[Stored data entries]
-=-=-=-=-

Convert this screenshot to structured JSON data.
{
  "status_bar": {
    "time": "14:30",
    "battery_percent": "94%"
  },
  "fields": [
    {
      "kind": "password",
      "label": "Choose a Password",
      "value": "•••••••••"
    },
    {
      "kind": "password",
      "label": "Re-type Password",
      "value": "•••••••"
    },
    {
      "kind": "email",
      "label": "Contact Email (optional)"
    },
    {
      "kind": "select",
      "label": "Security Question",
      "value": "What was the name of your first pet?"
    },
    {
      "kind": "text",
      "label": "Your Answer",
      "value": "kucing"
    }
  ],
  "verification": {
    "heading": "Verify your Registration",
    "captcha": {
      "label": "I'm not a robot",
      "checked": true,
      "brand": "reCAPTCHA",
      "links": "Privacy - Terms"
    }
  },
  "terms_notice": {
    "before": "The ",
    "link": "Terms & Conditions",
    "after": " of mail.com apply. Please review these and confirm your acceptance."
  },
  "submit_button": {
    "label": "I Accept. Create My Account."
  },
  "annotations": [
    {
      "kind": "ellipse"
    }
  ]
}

-=-=-=-=-

--- What you have to do ---
Collect each line containing the string "label".

--- Task answer ---
      "label": "Choose a Password",
      "label": "Re-type Password",
      "label": "Contact Email (optional)"
      "label": "Security Question",
      "label": "Your Answer",
      "label": "I'm not a robot",
    "label": "I Accept. Create My Account."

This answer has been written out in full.